Your objective: Reply only with how many lines contain the word "name".

Entries with figure data:
★ ★ ★
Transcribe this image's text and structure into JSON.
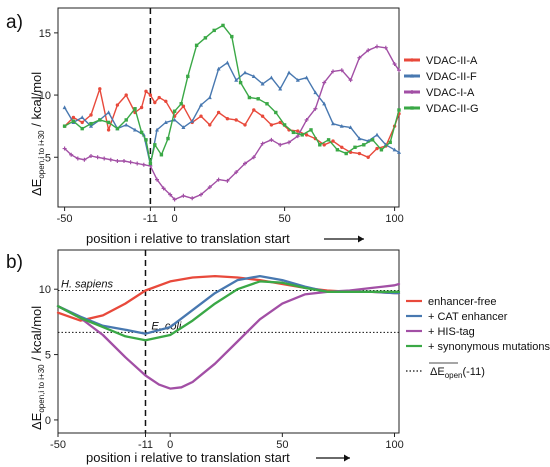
{
  "chart_data": [
    {
      "panel_label": "a)",
      "type": "line",
      "xlabel": "position i relative to translation start",
      "ylabel_main": "ΔE",
      "ylabel_sub": "open,i to i+30",
      "ylabel_unit": " / kcal/mol",
      "xlim": [
        -53,
        102
      ],
      "ylim": [
        1,
        17
      ],
      "x_ticks": [
        -50,
        -11,
        0,
        50,
        100
      ],
      "x_tick_labels": [
        "-50",
        "-11",
        "0",
        "50",
        "100"
      ],
      "y_ticks": [
        5,
        10,
        15
      ],
      "vline_x": -11,
      "legend_position": "right",
      "series": [
        {
          "name": "VDAC-II-A",
          "color": "#e8493b",
          "marker": "circle",
          "x": [
            -50,
            -46,
            -42,
            -38,
            -34,
            -30,
            -26,
            -22,
            -18,
            -15,
            -13,
            -11,
            -9,
            -7,
            -4,
            0,
            4,
            8,
            12,
            16,
            20,
            24,
            28,
            32,
            36,
            40,
            44,
            48,
            52,
            56,
            60,
            64,
            68,
            72,
            76,
            80,
            84,
            88,
            92,
            96,
            100,
            102
          ],
          "y": [
            7.5,
            8.2,
            7.8,
            8.4,
            10.5,
            7.2,
            9.2,
            10.0,
            8.6,
            9.0,
            10.3,
            10.0,
            9.4,
            9.8,
            9.5,
            8.3,
            9.1,
            7.8,
            8.3,
            7.6,
            8.6,
            8.1,
            8.0,
            7.6,
            8.8,
            8.3,
            7.6,
            7.8,
            7.2,
            7.1,
            6.8,
            6.5,
            6.0,
            6.3,
            5.8,
            5.4,
            5.3,
            5.0,
            5.7,
            5.9,
            7.5,
            8.5
          ]
        },
        {
          "name": "VDAC-II-F",
          "color": "#4878b0",
          "marker": "triangle",
          "x": [
            -50,
            -46,
            -42,
            -38,
            -34,
            -30,
            -26,
            -22,
            -18,
            -14,
            -11,
            -8,
            -4,
            0,
            4,
            8,
            12,
            16,
            20,
            24,
            28,
            32,
            36,
            40,
            44,
            48,
            52,
            56,
            60,
            64,
            68,
            72,
            76,
            80,
            84,
            88,
            92,
            96,
            100,
            102
          ],
          "y": [
            9.0,
            7.8,
            8.2,
            7.5,
            8.0,
            8.6,
            7.3,
            7.6,
            7.2,
            6.8,
            4.4,
            7.2,
            7.8,
            8.0,
            7.4,
            7.9,
            9.2,
            9.8,
            12.1,
            12.6,
            11.2,
            11.8,
            11.5,
            10.9,
            11.4,
            10.5,
            11.8,
            11.2,
            11.4,
            10.2,
            9.3,
            7.7,
            7.5,
            7.4,
            6.5,
            6.3,
            6.8,
            6.0,
            5.6,
            5.4
          ]
        },
        {
          "name": "VDAC-I-A",
          "color": "#a24fa5",
          "marker": "plus",
          "x": [
            -50,
            -47,
            -44,
            -41,
            -38,
            -35,
            -32,
            -29,
            -26,
            -23,
            -20,
            -17,
            -14,
            -11,
            -8,
            -5,
            -2,
            0,
            4,
            8,
            12,
            16,
            20,
            24,
            28,
            32,
            36,
            40,
            44,
            48,
            52,
            56,
            60,
            64,
            68,
            72,
            76,
            80,
            84,
            88,
            92,
            96,
            100,
            102
          ],
          "y": [
            5.7,
            5.2,
            4.9,
            4.8,
            5.1,
            5.0,
            4.9,
            4.8,
            4.7,
            4.7,
            4.6,
            4.5,
            4.4,
            4.3,
            3.2,
            2.5,
            2.0,
            1.6,
            1.9,
            1.7,
            2.0,
            2.6,
            3.2,
            3.1,
            3.8,
            4.5,
            5.0,
            6.1,
            6.4,
            6.0,
            6.2,
            6.7,
            8.0,
            8.9,
            11.0,
            11.9,
            12.0,
            11.2,
            13.0,
            13.6,
            13.9,
            13.8,
            12.5,
            12.0
          ]
        },
        {
          "name": "VDAC-II-G",
          "color": "#3aa846",
          "marker": "square",
          "x": [
            -50,
            -46,
            -42,
            -38,
            -34,
            -30,
            -26,
            -22,
            -18,
            -15,
            -13,
            -11,
            -9,
            -6,
            -3,
            0,
            3,
            6,
            10,
            14,
            18,
            22,
            26,
            30,
            34,
            38,
            42,
            46,
            50,
            54,
            58,
            62,
            66,
            70,
            74,
            78,
            82,
            86,
            90,
            94,
            98,
            102
          ],
          "y": [
            7.5,
            7.9,
            7.3,
            7.7,
            8.0,
            7.8,
            7.3,
            8.0,
            8.9,
            7.0,
            6.4,
            4.5,
            6.0,
            5.2,
            6.5,
            8.7,
            9.3,
            11.5,
            14.0,
            14.6,
            15.2,
            15.6,
            14.7,
            11.0,
            9.8,
            9.7,
            9.3,
            8.6,
            7.6,
            7.0,
            6.8,
            7.2,
            6.0,
            6.4,
            5.6,
            5.3,
            5.8,
            6.0,
            6.4,
            5.6,
            6.2,
            8.8
          ]
        }
      ]
    },
    {
      "panel_label": "b)",
      "type": "line",
      "xlabel": "position i relative to translation start",
      "ylabel_main": "ΔE",
      "ylabel_sub": "open,i to i+30",
      "ylabel_unit": " / kcal/mol",
      "xlim": [
        -50,
        102
      ],
      "ylim": [
        -1,
        13
      ],
      "x_ticks": [
        -50,
        -11,
        0,
        50,
        100
      ],
      "x_tick_labels": [
        "-50",
        "-11",
        "0",
        "50",
        "100"
      ],
      "y_ticks": [
        0,
        5,
        10
      ],
      "vline_x": -11,
      "hlines": [
        {
          "y": 9.9,
          "label": "H. sapiens"
        },
        {
          "y": 6.7,
          "label": "E. coli"
        }
      ],
      "legend_position": "right",
      "series": [
        {
          "name": "enhancer-free",
          "color": "#e8493b",
          "x": [
            -50,
            -40,
            -30,
            -20,
            -11,
            0,
            10,
            20,
            30,
            40,
            50,
            60,
            70,
            80,
            90,
            100,
            102
          ],
          "y": [
            8.2,
            7.6,
            8.0,
            8.9,
            9.9,
            10.6,
            10.9,
            11.0,
            10.9,
            10.7,
            10.4,
            10.1,
            9.9,
            9.8,
            9.8,
            9.7,
            9.7
          ]
        },
        {
          "name": "+ CAT enhancer",
          "color": "#4878b0",
          "x": [
            -50,
            -40,
            -30,
            -20,
            -11,
            0,
            10,
            20,
            30,
            40,
            50,
            60,
            70,
            80,
            90,
            100,
            102
          ],
          "y": [
            8.7,
            7.9,
            7.2,
            6.9,
            6.6,
            7.1,
            8.4,
            9.7,
            10.7,
            11.0,
            10.7,
            10.2,
            9.8,
            9.8,
            9.8,
            9.7,
            9.7
          ]
        },
        {
          "name": "+ HIS-tag",
          "color": "#a24fa5",
          "x": [
            -50,
            -40,
            -30,
            -20,
            -11,
            -5,
            0,
            5,
            10,
            20,
            30,
            40,
            50,
            60,
            70,
            80,
            90,
            100,
            102
          ],
          "y": [
            8.7,
            7.8,
            6.5,
            4.8,
            3.4,
            2.7,
            2.4,
            2.5,
            2.9,
            4.3,
            6.0,
            7.7,
            8.9,
            9.6,
            9.8,
            9.9,
            10.1,
            10.3,
            10.4
          ]
        },
        {
          "name": "+ synonymous mutations",
          "color": "#3aa846",
          "x": [
            -50,
            -40,
            -30,
            -20,
            -11,
            0,
            10,
            20,
            30,
            40,
            50,
            60,
            70,
            80,
            90,
            100,
            102
          ],
          "y": [
            8.7,
            7.8,
            7.1,
            6.4,
            6.1,
            6.5,
            7.6,
            8.9,
            10.0,
            10.6,
            10.5,
            10.1,
            9.8,
            9.8,
            9.8,
            9.8,
            9.8
          ]
        }
      ],
      "ref_legend": {
        "label_main": "ΔE",
        "label_sub": "open",
        "label_tail": "(-11)"
      }
    }
  ]
}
★ ★ ★
Full answer: 8